— START —

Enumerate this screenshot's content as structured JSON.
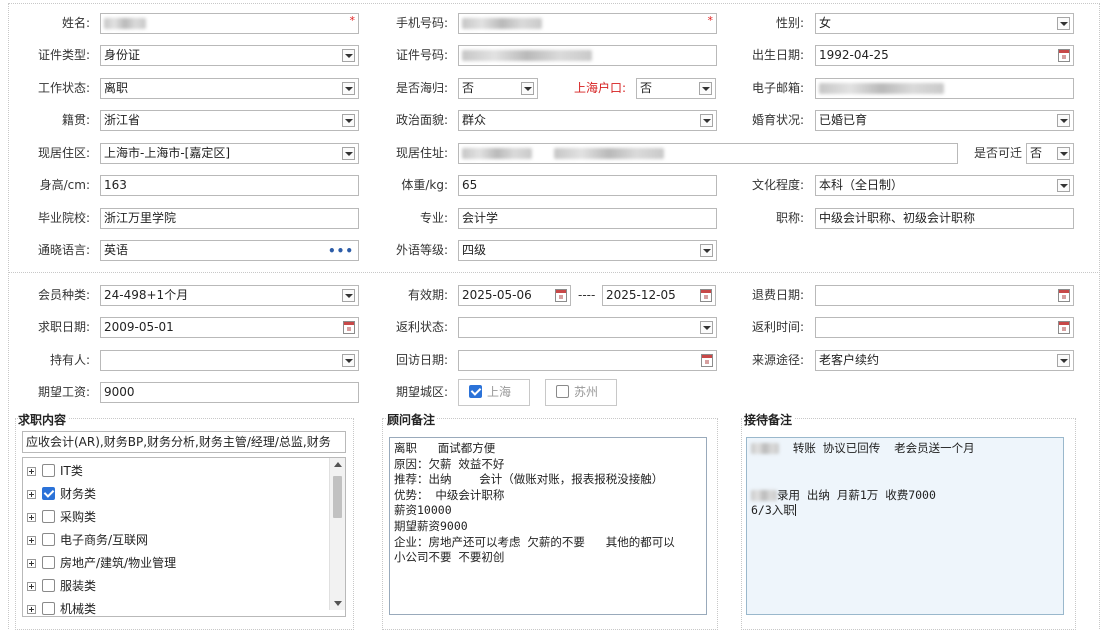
{
  "personal": {
    "name": {
      "label": "姓名:"
    },
    "phone": {
      "label": "手机号码:"
    },
    "gender": {
      "label": "性别:",
      "value": "女"
    },
    "id_type": {
      "label": "证件类型:",
      "value": "身份证"
    },
    "id_number": {
      "label": "证件号码:"
    },
    "birth_date": {
      "label": "出生日期:",
      "value": "1992-04-25"
    },
    "work_status": {
      "label": "工作状态:",
      "value": "离职"
    },
    "overseas_returnee": {
      "label": "是否海归:",
      "value": "否"
    },
    "shanghai_hukou": {
      "label": "上海户口:",
      "value": "否"
    },
    "email": {
      "label": "电子邮箱:"
    },
    "native_place": {
      "label": "籍贯:",
      "value": "浙江省"
    },
    "political_status": {
      "label": "政治面貌:",
      "value": "群众"
    },
    "marital_status": {
      "label": "婚育状况:",
      "value": "已婚已育"
    },
    "current_area": {
      "label": "现居住区:",
      "value": "上海市-上海市-[嘉定区]"
    },
    "current_address": {
      "label": "现居住址:"
    },
    "relocatable": {
      "label": "是否可迁",
      "value": "否"
    },
    "height": {
      "label": "身高/cm:",
      "value": "163"
    },
    "weight": {
      "label": "体重/kg:",
      "value": "65"
    },
    "education": {
      "label": "文化程度:",
      "value": "本科（全日制）"
    },
    "school": {
      "label": "毕业院校:",
      "value": "浙江万里学院"
    },
    "major": {
      "label": "专业:",
      "value": "会计学"
    },
    "title": {
      "label": "职称:",
      "value": "中级会计职称、初级会计职称"
    },
    "language": {
      "label": "通晓语言:",
      "value": "英语"
    },
    "foreign_level": {
      "label": "外语等级:",
      "value": "四级"
    }
  },
  "membership": {
    "member_type": {
      "label": "会员种类:",
      "value": "24-498+1个月"
    },
    "validity": {
      "label": "有效期:",
      "start": "2025-05-06",
      "separator": "----",
      "end": "2025-12-05"
    },
    "refund_date": {
      "label": "退费日期:"
    },
    "job_seek_date": {
      "label": "求职日期:",
      "value": "2009-05-01"
    },
    "rebate_status": {
      "label": "返利状态:"
    },
    "rebate_time": {
      "label": "返利时间:"
    },
    "holder": {
      "label": "持有人:"
    },
    "visit_date": {
      "label": "回访日期:"
    },
    "source": {
      "label": "来源途径:",
      "value": "老客户续约"
    },
    "expected_salary": {
      "label": "期望工资:",
      "value": "9000"
    },
    "expected_area": {
      "label": "期望城区:",
      "options": [
        {
          "label": "上海",
          "checked": true
        },
        {
          "label": "苏州",
          "checked": false
        }
      ]
    }
  },
  "job_content": {
    "title": "求职内容",
    "summary": "应收会计(AR),财务BP,财务分析,财务主管/经理/总监,财务",
    "tree": [
      {
        "label": "IT类",
        "checked": false
      },
      {
        "label": "财务类",
        "checked": true
      },
      {
        "label": "采购类",
        "checked": false
      },
      {
        "label": "电子商务/互联网",
        "checked": false
      },
      {
        "label": "房地产/建筑/物业管理",
        "checked": false
      },
      {
        "label": "服装类",
        "checked": false
      },
      {
        "label": "机械类",
        "checked": false
      }
    ]
  },
  "consultant_notes": {
    "title": "顾问备注",
    "text": "离职   面试都方便\n原因：欠薪 效益不好\n推荐：出纳    会计（做账对账，报表报税没接触）\n优势： 中级会计职称\n薪资10000\n期望薪资9000\n企业：房地产还可以考虑 欠薪的不要   其他的都可以     小公司不要 不要初创"
  },
  "reception_notes": {
    "title": "接待备注",
    "line1": "转账 协议已回传  老会员送一个月",
    "line2": "录用 出纳 月薪1万 收费7000",
    "line3": "6/3入职"
  },
  "colors": {
    "accent": "#2b72d8",
    "required": "#e02020",
    "label_red": "#d61f1f"
  }
}
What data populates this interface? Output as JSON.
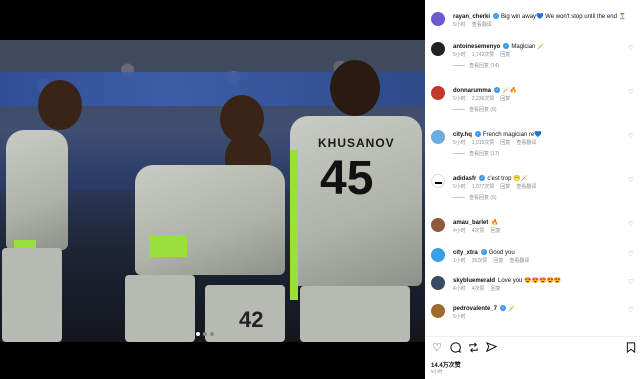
{
  "post": {
    "likes": "14.4万次赞",
    "time": "5小时"
  },
  "photo": {
    "jersey_name": "KHUSANOV",
    "jersey_number": "45",
    "shorts_number": "42"
  },
  "comments": [
    {
      "user": "rayan_cherki",
      "verified": true,
      "text": "Big win away💙 We won't stop until the end ⏳",
      "time": "5小时",
      "likes": "",
      "reply": "",
      "translate": "查看翻译",
      "replies_link": "",
      "avatar_color": "#6a5acd"
    },
    {
      "user": "antoinesemenyo",
      "verified": true,
      "text": "Magician 🪄",
      "time": "5小时",
      "likes": "1,742次赞",
      "reply": "回复",
      "translate": "",
      "replies_link": "查看回复 (14)",
      "avatar_color": "#222222"
    },
    {
      "user": "donnarumma",
      "verified": true,
      "text": "🪄🔥",
      "time": "5小时",
      "likes": "2,236次赞",
      "reply": "回复",
      "translate": "",
      "replies_link": "查看回复 (9)",
      "avatar_color": "#c0392b"
    },
    {
      "user": "city.hq",
      "verified": true,
      "text": "French magician re💙",
      "time": "5小时",
      "likes": "1,015次赞",
      "reply": "回复",
      "translate": "查看翻译",
      "replies_link": "查看回复 (17)",
      "avatar_color": "#6cabdd"
    },
    {
      "user": "adidasfr",
      "verified": true,
      "text": "c'est trop 😁🪄",
      "time": "5小时",
      "likes": "1,077次赞",
      "reply": "回复",
      "translate": "查看翻译",
      "replies_link": "查看回复 (5)",
      "avatar_color": "#000000"
    },
    {
      "user": "amau_barlet",
      "verified": false,
      "text": "🔥",
      "time": "4小时",
      "likes": "4次赞",
      "reply": "回复",
      "translate": "",
      "replies_link": "",
      "avatar_color": "#8e5a3c"
    },
    {
      "user": "city_xtra",
      "verified": true,
      "text": "Good you",
      "time": "1小时",
      "likes": "35次赞",
      "reply": "回复",
      "translate": "查看翻译",
      "replies_link": "",
      "avatar_color": "#3aa0e6"
    },
    {
      "user": "skybluemerald",
      "verified": false,
      "text": "Love you 😍😍😍😍😍",
      "time": "4小时",
      "likes": "4次赞",
      "reply": "回复",
      "translate": "",
      "replies_link": "",
      "avatar_color": "#3b4a63"
    },
    {
      "user": "pedrovalente_7",
      "verified": true,
      "text": "🪄",
      "time": "5小时",
      "likes": "",
      "reply": "",
      "translate": "",
      "replies_link": "",
      "avatar_color": "#9c6b2f"
    }
  ],
  "icons": {
    "like": "heart-icon",
    "comment": "comment-icon",
    "repost": "repost-icon",
    "share": "share-icon",
    "save": "bookmark-icon"
  }
}
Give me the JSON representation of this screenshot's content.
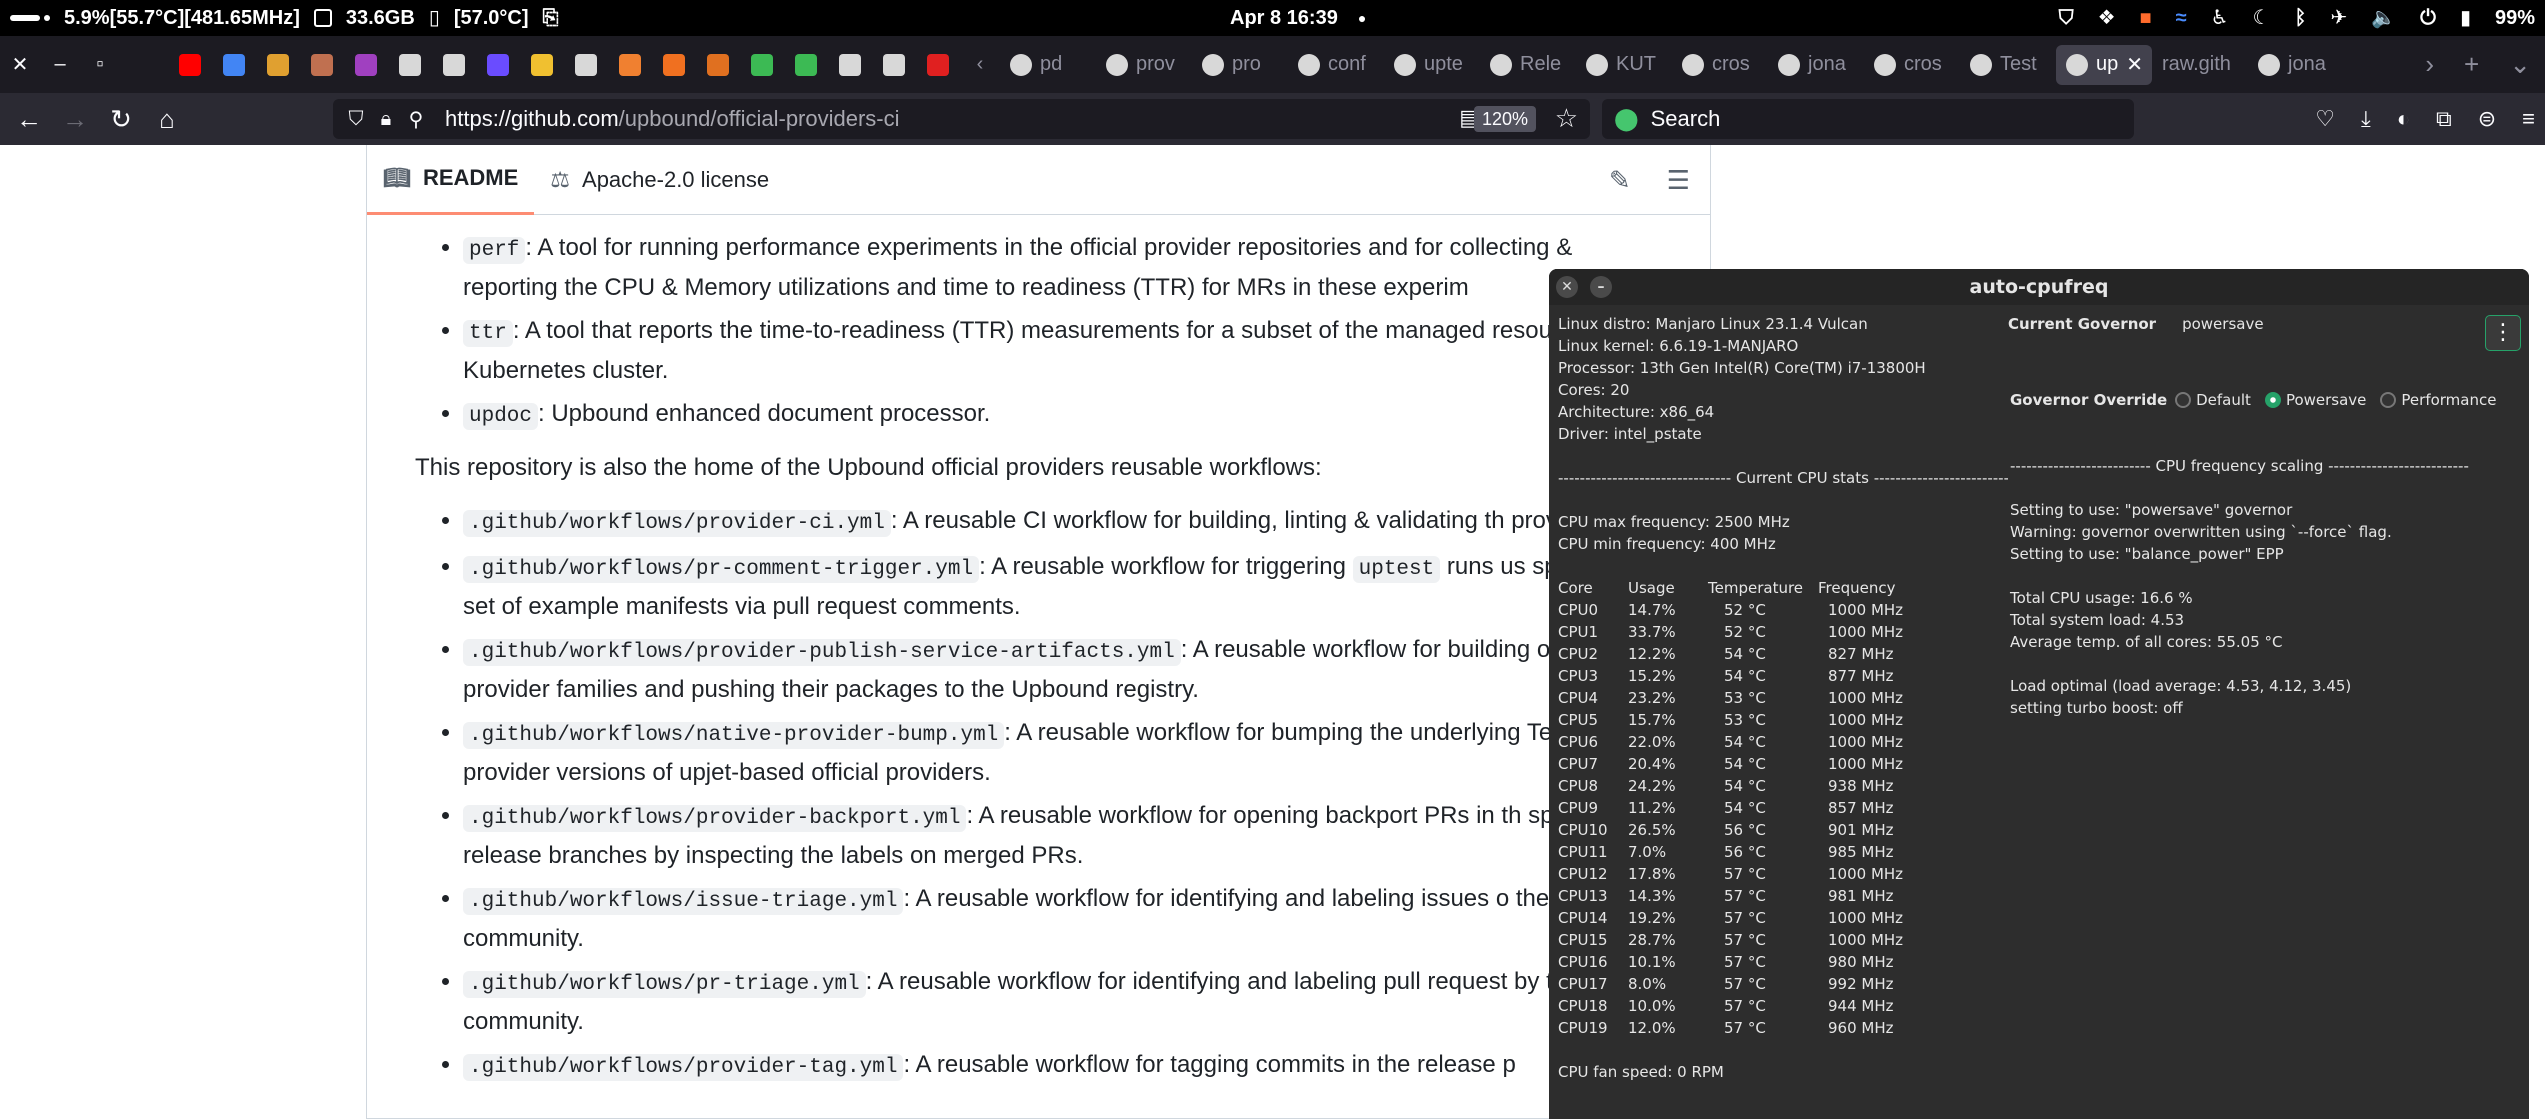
{
  "system_panel": {
    "stats": "5.9%[55.7°C][481.65MHz]",
    "memory": "33.6GB",
    "disk": "[57.0°C]",
    "datetime": "Apr 8  16:39",
    "battery": "99%"
  },
  "tabs": {
    "pinned_colors": [
      "#ff0000",
      "#4285f4",
      "#e0a030",
      "#c07050",
      "#a040c0",
      "#d8d8d8",
      "#d8d8d8",
      "#6a4cff",
      "#f0c030",
      "#d8d8d8",
      "#f08030",
      "#f07020",
      "#e07020",
      "#3cba54",
      "#3cba54",
      "#d8d8d8",
      "#d8d8d8",
      "#e02020"
    ],
    "items": [
      {
        "label": "pd",
        "icon": "document-icon",
        "active": false
      },
      {
        "label": "prov",
        "icon": "github-icon",
        "active": false
      },
      {
        "label": "pro",
        "icon": "github-icon",
        "active": false
      },
      {
        "label": "conf",
        "icon": "github-icon",
        "active": false
      },
      {
        "label": "upte",
        "icon": "google-icon",
        "active": false
      },
      {
        "label": "Rele",
        "icon": "github-icon",
        "active": false
      },
      {
        "label": "KUT",
        "icon": "kut-icon",
        "active": false
      },
      {
        "label": "cros",
        "icon": "github-icon",
        "active": false
      },
      {
        "label": "jona",
        "icon": "github-icon",
        "active": false
      },
      {
        "label": "cros",
        "icon": "google-icon",
        "active": false
      },
      {
        "label": "Test",
        "icon": "avatar-icon",
        "active": false
      },
      {
        "label": "up",
        "icon": "github-icon",
        "active": true
      },
      {
        "label": "raw.gith",
        "icon": "none",
        "active": false
      },
      {
        "label": "jona",
        "icon": "github-icon",
        "active": false
      }
    ]
  },
  "navbar": {
    "url_host": "https://github.com",
    "url_path": "/upbound/official-providers-ci",
    "zoom": "120%",
    "search_placeholder": "Search"
  },
  "readme": {
    "tab_readme": "README",
    "tab_license": "Apache-2.0 license",
    "tools": [
      {
        "code": "perf",
        "text": ": A tool for running performance experiments in the official provider repositories and for collecting & reporting the CPU & Memory utilizations and time to readiness (TTR) for MRs in these experim"
      },
      {
        "code": "ttr",
        "text": ": A tool that reports the time-to-readiness (TTR) measurements for a subset of the managed resources in a Kubernetes cluster."
      },
      {
        "code": "updoc",
        "text": ": Upbound enhanced document processor."
      }
    ],
    "paragraph": "This repository is also the home of the Upbound official providers reusable workflows:",
    "workflows": [
      {
        "code": ".github/workflows/provider-ci.yml",
        "text": ": A reusable CI workflow for building, linting & validating th providers."
      },
      {
        "code": ".github/workflows/pr-comment-trigger.yml",
        "text": ": A reusable workflow for triggering",
        "code2": "uptest",
        "text2": "runs us specified set of example manifests via pull request comments."
      },
      {
        "code": ".github/workflows/provider-publish-service-artifacts.yml",
        "text": ": A reusable workflow for building official provider families and pushing their packages to the Upbound registry."
      },
      {
        "code": ".github/workflows/native-provider-bump.yml",
        "text": ": A reusable workflow for bumping the underlying Terraform provider versions of upjet-based official providers."
      },
      {
        "code": ".github/workflows/provider-backport.yml",
        "text": ": A reusable workflow for opening backport PRs in th specified release branches by inspecting the labels on merged PRs."
      },
      {
        "code": ".github/workflows/issue-triage.yml",
        "text": ": A reusable workflow for identifying and labeling issues o the community."
      },
      {
        "code": ".github/workflows/pr-triage.yml",
        "text": ": A reusable workflow for identifying and labeling pull request by the community."
      },
      {
        "code": ".github/workflows/provider-tag.yml",
        "text": ": A reusable workflow for tagging commits in the release p"
      }
    ]
  },
  "cpufreq": {
    "title": "auto-cpufreq",
    "sysinfo": [
      "Linux distro: Manjaro Linux 23.1.4 Vulcan",
      "Linux kernel: 6.6.19-1-MANJARO",
      "Processor: 13th Gen Intel(R) Core(TM) i7-13800H",
      "Cores: 20",
      "Architecture: x86_64",
      "Driver: intel_pstate"
    ],
    "stats_header": "-------------------------------- Current CPU stats --------------------------------",
    "max_freq": "CPU max frequency: 2500 MHz",
    "min_freq": "CPU min frequency: 400 MHz",
    "columns": [
      "Core",
      "Usage",
      "Temperature",
      "Frequency"
    ],
    "cores": [
      [
        "CPU0",
        "14.7%",
        "52 °C",
        "1000 MHz"
      ],
      [
        "CPU1",
        "33.7%",
        "52 °C",
        "1000 MHz"
      ],
      [
        "CPU2",
        "12.2%",
        "54 °C",
        "827 MHz"
      ],
      [
        "CPU3",
        "15.2%",
        "54 °C",
        "877 MHz"
      ],
      [
        "CPU4",
        "23.2%",
        "53 °C",
        "1000 MHz"
      ],
      [
        "CPU5",
        "15.7%",
        "53 °C",
        "1000 MHz"
      ],
      [
        "CPU6",
        "22.0%",
        "54 °C",
        "1000 MHz"
      ],
      [
        "CPU7",
        "20.4%",
        "54 °C",
        "1000 MHz"
      ],
      [
        "CPU8",
        "24.2%",
        "54 °C",
        "938 MHz"
      ],
      [
        "CPU9",
        "11.2%",
        "54 °C",
        "857 MHz"
      ],
      [
        "CPU10",
        "26.5%",
        "56 °C",
        "901 MHz"
      ],
      [
        "CPU11",
        "7.0%",
        "56 °C",
        "985 MHz"
      ],
      [
        "CPU12",
        "17.8%",
        "57 °C",
        "1000 MHz"
      ],
      [
        "CPU13",
        "14.3%",
        "57 °C",
        "981 MHz"
      ],
      [
        "CPU14",
        "19.2%",
        "57 °C",
        "1000 MHz"
      ],
      [
        "CPU15",
        "28.7%",
        "57 °C",
        "1000 MHz"
      ],
      [
        "CPU16",
        "10.1%",
        "57 °C",
        "980 MHz"
      ],
      [
        "CPU17",
        "8.0%",
        "57 °C",
        "992 MHz"
      ],
      [
        "CPU18",
        "10.0%",
        "57 °C",
        "944 MHz"
      ],
      [
        "CPU19",
        "12.0%",
        "57 °C",
        "960 MHz"
      ]
    ],
    "fan_speed": "CPU fan speed: 0 RPM",
    "governor_label": "Current Governor",
    "governor_value": "powersave",
    "override_label": "Governor Override",
    "override_options": [
      "Default",
      "Powersave",
      "Performance"
    ],
    "override_selected": "Powersave",
    "scaling_header": "-------------------------- CPU frequency scaling --------------------------",
    "scaling_lines": [
      "Setting to use: \"powersave\" governor",
      "Warning: governor overwritten using `--force` flag.",
      "Setting to use: \"balance_power\" EPP"
    ],
    "usage_lines": [
      "Total CPU usage: 16.6 %",
      "Total system load: 4.53",
      "Average temp. of all cores: 55.05 °C"
    ],
    "load_lines": [
      "Load optimal (load average: 4.53, 4.12, 3.45)",
      "setting turbo boost: off"
    ]
  }
}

— END —

> **EXERCISE REQUIREMENTS**: Count each line with "request" in it and report that figure by itself.

> **ANSWER IN FULL**: 2